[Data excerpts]

◆ ◆ ◆

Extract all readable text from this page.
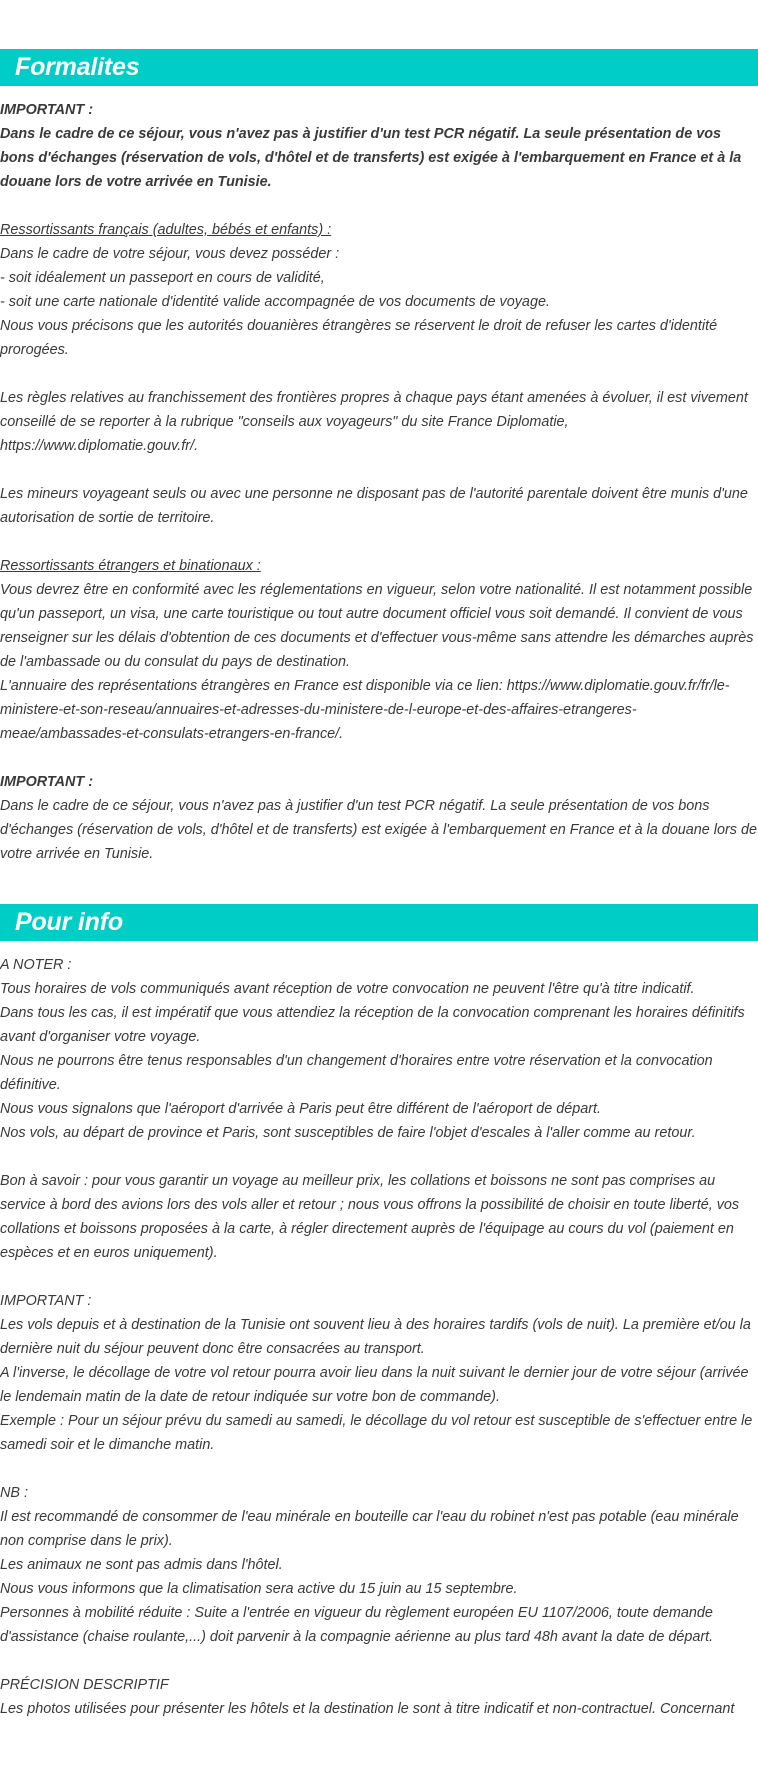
Formalites

IMPORTANT :

Dans le cadre de ce séjour, vous n'avez pas à justifier d'un test PCR négatif. La seule présentation de vos bons d'échanges (réservation de vols, d'hôtel et de transferts) est exigée à l'embarquement en France et à la douane lors de votre arrivée en Tunisie.

Ressortissants français (adultes, bébés et enfants) :

Dans le cadre de votre séjour, vous devez posséder :

- soit idéalement un passeport en cours de validité,

- soit une carte nationale d'identité valide accompagnée de vos documents de voyage.

Nous vous précisons que les autorités douanières étrangères se réservent le droit de refuser les cartes d'identité prorogées.

Les règles relatives au franchissement des frontières propres à chaque pays étant amenées à évoluer, il est vivement conseillé de se reporter à la rubrique "conseils aux voyageurs" du site France Diplomatie, https://www.diplomatie.gouv.fr/.

Les mineurs voyageant seuls ou avec une personne ne disposant pas de l'autorité parentale doivent être munis d'une autorisation de sortie de territoire.

Ressortissants étrangers et binationaux :

Vous devrez être en conformité avec les réglementations en vigueur, selon votre nationalité. Il est notamment possible qu'un passeport, un visa, une carte touristique ou tout autre document officiel vous soit demandé. Il convient de vous renseigner sur les délais d'obtention de ces documents et d'effectuer vous-même sans attendre les démarches auprès de l'ambassade ou du consulat du pays de destination.

L'annuaire des représentations étrangères en France est disponible via ce lien: https://www.diplomatie.gouv.fr/fr/le-ministere-et-son-reseau/annuaires-et-adresses-du-ministere-de-l-europe-et-des-affaires-etrangeres-meae/ambassades-et-consulats-etrangers-en-france/.

IMPORTANT :

Dans le cadre de ce séjour, vous n'avez pas à justifier d'un test PCR négatif. La seule présentation de vos bons d'échanges (réservation de vols, d'hôtel et de transferts) est exigée à l'embarquement en France et à la douane lors de votre arrivée en Tunisie.

Pour info

A NOTER :

Tous horaires de vols communiqués avant réception de votre convocation ne peuvent l'être qu'à titre indicatif.

Dans tous les cas, il est impératif que vous attendiez la réception de la convocation comprenant les horaires définitifs avant d'organiser votre voyage.

Nous ne pourrons être tenus responsables d'un changement d'horaires entre votre réservation et la convocation définitive.

Nous vous signalons que l'aéroport d'arrivée à Paris peut être différent de l'aéroport de départ.

Nos vols, au départ de province et Paris, sont susceptibles de faire l'objet d'escales à l'aller comme au retour.

Bon à savoir : pour vous garantir un voyage au meilleur prix, les collations et boissons ne sont pas comprises au service à bord des avions lors des vols aller et retour ; nous vous offrons la possibilité de choisir en toute liberté, vos collations et boissons proposées à la carte, à régler directement auprès de l'équipage au cours du vol (paiement en espèces et en euros uniquement).

IMPORTANT :

Les vols depuis et à destination de la Tunisie ont souvent lieu à des horaires tardifs (vols de nuit). La première et/ou la dernière nuit du séjour peuvent donc être consacrées au transport.

A l'inverse, le décollage de votre vol retour pourra avoir lieu dans la nuit suivant le dernier jour de votre séjour (arrivée le lendemain matin de la date de retour indiquée sur votre bon de commande).

Exemple : Pour un séjour prévu du samedi au samedi, le décollage du vol retour est susceptible de s'effectuer entre le samedi soir et le dimanche matin.

NB :

Il est recommandé de consommer de l'eau minérale en bouteille car l'eau du robinet n'est pas potable (eau minérale non comprise dans le prix).

Les animaux ne sont pas admis dans l'hôtel.

Nous vous informons que la climatisation sera active du 15 juin au 15 septembre.

Personnes à mobilité réduite : Suite a l'entrée en vigueur du règlement européen EU 1107/2006, toute demande d'assistance (chaise roulante,...) doit parvenir à la compagnie aérienne au plus tard 48h avant la date de départ.

PRÉCISION DESCRIPTIF

Les photos utilisées pour présenter les hôtels et la destination le sont à titre indicatif et non-contractuel. Concernant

◆ ◆ ◆

## Exercise brief:
In the material above, tally every line with the string "avant" in it, then give that number alone.

## Expected answer:
3